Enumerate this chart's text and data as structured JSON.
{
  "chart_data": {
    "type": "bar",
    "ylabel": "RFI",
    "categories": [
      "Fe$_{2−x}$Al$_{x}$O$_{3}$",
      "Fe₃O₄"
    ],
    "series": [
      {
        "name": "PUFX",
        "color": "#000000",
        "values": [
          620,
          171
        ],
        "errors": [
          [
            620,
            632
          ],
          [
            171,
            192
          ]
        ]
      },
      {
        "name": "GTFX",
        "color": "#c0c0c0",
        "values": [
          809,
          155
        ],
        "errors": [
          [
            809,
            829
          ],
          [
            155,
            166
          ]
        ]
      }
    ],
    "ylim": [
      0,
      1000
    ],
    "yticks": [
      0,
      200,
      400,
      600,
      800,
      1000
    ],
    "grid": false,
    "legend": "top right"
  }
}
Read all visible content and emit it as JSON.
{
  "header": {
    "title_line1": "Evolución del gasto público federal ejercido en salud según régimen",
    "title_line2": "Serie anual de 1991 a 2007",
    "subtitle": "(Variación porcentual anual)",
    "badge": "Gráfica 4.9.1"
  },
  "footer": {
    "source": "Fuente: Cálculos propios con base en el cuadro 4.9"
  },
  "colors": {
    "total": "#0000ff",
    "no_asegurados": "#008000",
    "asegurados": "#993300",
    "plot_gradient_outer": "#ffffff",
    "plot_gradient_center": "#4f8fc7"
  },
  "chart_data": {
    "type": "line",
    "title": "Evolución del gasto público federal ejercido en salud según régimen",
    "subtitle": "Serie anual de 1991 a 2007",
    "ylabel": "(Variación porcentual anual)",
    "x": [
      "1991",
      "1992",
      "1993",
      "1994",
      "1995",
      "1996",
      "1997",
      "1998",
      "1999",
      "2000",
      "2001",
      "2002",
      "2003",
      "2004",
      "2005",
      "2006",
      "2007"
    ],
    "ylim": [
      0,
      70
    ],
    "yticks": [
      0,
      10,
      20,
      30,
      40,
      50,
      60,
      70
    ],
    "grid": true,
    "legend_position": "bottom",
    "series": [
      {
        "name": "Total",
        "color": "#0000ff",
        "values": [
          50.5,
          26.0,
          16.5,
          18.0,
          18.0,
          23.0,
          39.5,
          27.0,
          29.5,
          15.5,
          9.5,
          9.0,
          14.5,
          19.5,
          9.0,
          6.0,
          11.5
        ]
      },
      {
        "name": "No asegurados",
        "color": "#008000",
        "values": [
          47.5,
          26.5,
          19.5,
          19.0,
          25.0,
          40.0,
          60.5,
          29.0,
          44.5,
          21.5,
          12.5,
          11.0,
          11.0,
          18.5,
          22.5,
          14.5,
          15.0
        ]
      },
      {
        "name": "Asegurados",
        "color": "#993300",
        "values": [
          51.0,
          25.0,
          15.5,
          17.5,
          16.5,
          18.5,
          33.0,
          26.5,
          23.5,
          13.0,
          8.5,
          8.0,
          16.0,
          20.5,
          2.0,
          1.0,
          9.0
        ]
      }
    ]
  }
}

____

• WHAT IS BEING ASKED: Output the whole listing above again, word for word.

• EXERCISE ANSWER:
Enumerate this chart's text and data as structured JSON.
{
  "chart_data": {
    "type": "bar",
    "ylabel": "RFI",
    "categories": [
      "Fe$_{2−x}$Al$_{x}$O$_{3}$",
      "Fe₃O₄"
    ],
    "series": [
      {
        "name": "PUFX",
        "color": "#000000",
        "values": [
          620,
          171
        ],
        "errors": [
          [
            620,
            632
          ],
          [
            171,
            192
          ]
        ]
      },
      {
        "name": "GTFX",
        "color": "#c0c0c0",
        "values": [
          809,
          155
        ],
        "errors": [
          [
            809,
            829
          ],
          [
            155,
            166
          ]
        ]
      }
    ],
    "ylim": [
      0,
      1000
    ],
    "yticks": [
      0,
      200,
      400,
      600,
      800,
      1000
    ],
    "grid": false,
    "legend": "top right"
  }
}
Read all visible content and emit it as JSON.
{
  "header": {
    "title_line1": "Evolución del gasto público federal ejercido en salud según régimen",
    "title_line2": "Serie anual de 1991 a 2007",
    "subtitle": "(Variación porcentual anual)",
    "badge": "Gráfica 4.9.1"
  },
  "footer": {
    "source": "Fuente: Cálculos propios con base en el cuadro 4.9"
  },
  "colors": {
    "total": "#0000ff",
    "no_asegurados": "#008000",
    "asegurados": "#993300",
    "plot_gradient_outer": "#ffffff",
    "plot_gradient_center": "#4f8fc7"
  },
  "chart_data": {
    "type": "line",
    "title": "Evolución del gasto público federal ejercido en salud según régimen",
    "subtitle": "Serie anual de 1991 a 2007",
    "ylabel": "(Variación porcentual anual)",
    "x": [
      "1991",
      "1992",
      "1993",
      "1994",
      "1995",
      "1996",
      "1997",
      "1998",
      "1999",
      "2000",
      "2001",
      "2002",
      "2003",
      "2004",
      "2005",
      "2006",
      "2007"
    ],
    "ylim": [
      0,
      70
    ],
    "yticks": [
      0,
      10,
      20,
      30,
      40,
      50,
      60,
      70
    ],
    "grid": true,
    "legend_position": "bottom",
    "series": [
      {
        "name": "Total",
        "color": "#0000ff",
        "values": [
          50.5,
          26.0,
          16.5,
          18.0,
          18.0,
          23.0,
          39.5,
          27.0,
          29.5,
          15.5,
          9.5,
          9.0,
          14.5,
          19.5,
          9.0,
          6.0,
          11.5
        ]
      },
      {
        "name": "No asegurados",
        "color": "#008000",
        "values": [
          47.5,
          26.5,
          19.5,
          19.0,
          25.0,
          40.0,
          60.5,
          29.0,
          44.5,
          21.5,
          12.5,
          11.0,
          11.0,
          18.5,
          22.5,
          14.5,
          15.0
        ]
      },
      {
        "name": "Asegurados",
        "color": "#993300",
        "values": [
          51.0,
          25.0,
          15.5,
          17.5,
          16.5,
          18.5,
          33.0,
          26.5,
          23.5,
          13.0,
          8.5,
          8.0,
          16.0,
          20.5,
          2.0,
          1.0,
          9.0
        ]
      }
    ]
  }
}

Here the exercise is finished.